┌─ PROVIDED MATERIAL
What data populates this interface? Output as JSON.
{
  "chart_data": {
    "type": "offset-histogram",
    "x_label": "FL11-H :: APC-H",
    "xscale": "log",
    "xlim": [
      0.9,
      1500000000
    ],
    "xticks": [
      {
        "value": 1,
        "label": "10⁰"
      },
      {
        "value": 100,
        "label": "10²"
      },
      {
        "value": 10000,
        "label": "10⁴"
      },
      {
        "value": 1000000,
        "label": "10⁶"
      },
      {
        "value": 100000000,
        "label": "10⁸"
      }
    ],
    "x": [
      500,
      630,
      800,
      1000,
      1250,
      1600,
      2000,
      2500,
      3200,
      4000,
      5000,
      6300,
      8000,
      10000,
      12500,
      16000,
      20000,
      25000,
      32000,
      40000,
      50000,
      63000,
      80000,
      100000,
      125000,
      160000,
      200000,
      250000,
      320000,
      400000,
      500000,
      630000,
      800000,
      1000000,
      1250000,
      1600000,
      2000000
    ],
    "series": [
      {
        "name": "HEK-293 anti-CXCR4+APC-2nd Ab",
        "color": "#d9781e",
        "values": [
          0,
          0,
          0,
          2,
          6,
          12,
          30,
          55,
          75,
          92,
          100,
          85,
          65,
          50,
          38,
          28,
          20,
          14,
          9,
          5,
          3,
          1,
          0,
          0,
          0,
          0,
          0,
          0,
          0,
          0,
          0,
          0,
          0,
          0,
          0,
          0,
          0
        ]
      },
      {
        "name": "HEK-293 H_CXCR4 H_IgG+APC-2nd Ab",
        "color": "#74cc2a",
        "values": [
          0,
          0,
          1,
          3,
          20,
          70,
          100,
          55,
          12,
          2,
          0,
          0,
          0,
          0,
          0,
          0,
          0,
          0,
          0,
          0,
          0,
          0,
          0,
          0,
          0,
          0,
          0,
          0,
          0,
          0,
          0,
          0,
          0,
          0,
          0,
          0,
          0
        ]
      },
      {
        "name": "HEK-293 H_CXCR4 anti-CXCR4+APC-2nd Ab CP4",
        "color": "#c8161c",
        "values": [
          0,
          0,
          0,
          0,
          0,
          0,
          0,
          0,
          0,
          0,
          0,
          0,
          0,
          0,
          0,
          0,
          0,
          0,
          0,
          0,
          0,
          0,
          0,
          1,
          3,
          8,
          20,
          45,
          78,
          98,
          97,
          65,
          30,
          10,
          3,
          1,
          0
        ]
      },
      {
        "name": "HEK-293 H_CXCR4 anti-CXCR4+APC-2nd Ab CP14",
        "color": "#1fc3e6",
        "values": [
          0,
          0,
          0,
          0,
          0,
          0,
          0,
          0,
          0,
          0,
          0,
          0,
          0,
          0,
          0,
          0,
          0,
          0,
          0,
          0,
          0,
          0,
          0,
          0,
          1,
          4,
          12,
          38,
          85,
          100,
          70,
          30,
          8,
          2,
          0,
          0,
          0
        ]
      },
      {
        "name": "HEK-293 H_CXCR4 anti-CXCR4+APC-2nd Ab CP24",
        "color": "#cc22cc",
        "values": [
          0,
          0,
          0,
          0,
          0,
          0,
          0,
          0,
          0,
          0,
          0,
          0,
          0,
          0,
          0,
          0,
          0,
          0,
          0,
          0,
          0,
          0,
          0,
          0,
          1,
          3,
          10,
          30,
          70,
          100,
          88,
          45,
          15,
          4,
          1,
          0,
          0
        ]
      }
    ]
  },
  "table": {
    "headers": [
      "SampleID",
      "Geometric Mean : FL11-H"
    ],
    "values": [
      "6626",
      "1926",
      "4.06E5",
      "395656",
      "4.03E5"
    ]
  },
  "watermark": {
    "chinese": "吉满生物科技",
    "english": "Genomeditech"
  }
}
└─
Keeping each word as it stands, transcribe every entry.

OUTPUT FOR THIS EXERCISE:
What data populates this interface? Output as JSON.
{
  "chart_data": {
    "type": "offset-histogram",
    "x_label": "FL11-H :: APC-H",
    "xscale": "log",
    "xlim": [
      0.9,
      1500000000
    ],
    "xticks": [
      {
        "value": 1,
        "label": "10⁰"
      },
      {
        "value": 100,
        "label": "10²"
      },
      {
        "value": 10000,
        "label": "10⁴"
      },
      {
        "value": 1000000,
        "label": "10⁶"
      },
      {
        "value": 100000000,
        "label": "10⁸"
      }
    ],
    "x": [
      500,
      630,
      800,
      1000,
      1250,
      1600,
      2000,
      2500,
      3200,
      4000,
      5000,
      6300,
      8000,
      10000,
      12500,
      16000,
      20000,
      25000,
      32000,
      40000,
      50000,
      63000,
      80000,
      100000,
      125000,
      160000,
      200000,
      250000,
      320000,
      400000,
      500000,
      630000,
      800000,
      1000000,
      1250000,
      1600000,
      2000000
    ],
    "series": [
      {
        "name": "HEK-293 anti-CXCR4+APC-2nd Ab",
        "color": "#d9781e",
        "values": [
          0,
          0,
          0,
          2,
          6,
          12,
          30,
          55,
          75,
          92,
          100,
          85,
          65,
          50,
          38,
          28,
          20,
          14,
          9,
          5,
          3,
          1,
          0,
          0,
          0,
          0,
          0,
          0,
          0,
          0,
          0,
          0,
          0,
          0,
          0,
          0,
          0
        ]
      },
      {
        "name": "HEK-293 H_CXCR4 H_IgG+APC-2nd Ab",
        "color": "#74cc2a",
        "values": [
          0,
          0,
          1,
          3,
          20,
          70,
          100,
          55,
          12,
          2,
          0,
          0,
          0,
          0,
          0,
          0,
          0,
          0,
          0,
          0,
          0,
          0,
          0,
          0,
          0,
          0,
          0,
          0,
          0,
          0,
          0,
          0,
          0,
          0,
          0,
          0,
          0
        ]
      },
      {
        "name": "HEK-293 H_CXCR4 anti-CXCR4+APC-2nd Ab CP4",
        "color": "#c8161c",
        "values": [
          0,
          0,
          0,
          0,
          0,
          0,
          0,
          0,
          0,
          0,
          0,
          0,
          0,
          0,
          0,
          0,
          0,
          0,
          0,
          0,
          0,
          0,
          0,
          1,
          3,
          8,
          20,
          45,
          78,
          98,
          97,
          65,
          30,
          10,
          3,
          1,
          0
        ]
      },
      {
        "name": "HEK-293 H_CXCR4 anti-CXCR4+APC-2nd Ab CP14",
        "color": "#1fc3e6",
        "values": [
          0,
          0,
          0,
          0,
          0,
          0,
          0,
          0,
          0,
          0,
          0,
          0,
          0,
          0,
          0,
          0,
          0,
          0,
          0,
          0,
          0,
          0,
          0,
          0,
          1,
          4,
          12,
          38,
          85,
          100,
          70,
          30,
          8,
          2,
          0,
          0,
          0
        ]
      },
      {
        "name": "HEK-293 H_CXCR4 anti-CXCR4+APC-2nd Ab CP24",
        "color": "#cc22cc",
        "values": [
          0,
          0,
          0,
          0,
          0,
          0,
          0,
          0,
          0,
          0,
          0,
          0,
          0,
          0,
          0,
          0,
          0,
          0,
          0,
          0,
          0,
          0,
          0,
          0,
          1,
          3,
          10,
          30,
          70,
          100,
          88,
          45,
          15,
          4,
          1,
          0,
          0
        ]
      }
    ]
  },
  "table": {
    "headers": [
      "SampleID",
      "Geometric Mean : FL11-H"
    ],
    "values": [
      "6626",
      "1926",
      "4.06E5",
      "395656",
      "4.03E5"
    ]
  },
  "watermark": {
    "chinese": "吉满生物科技",
    "english": "Genomeditech"
  }
}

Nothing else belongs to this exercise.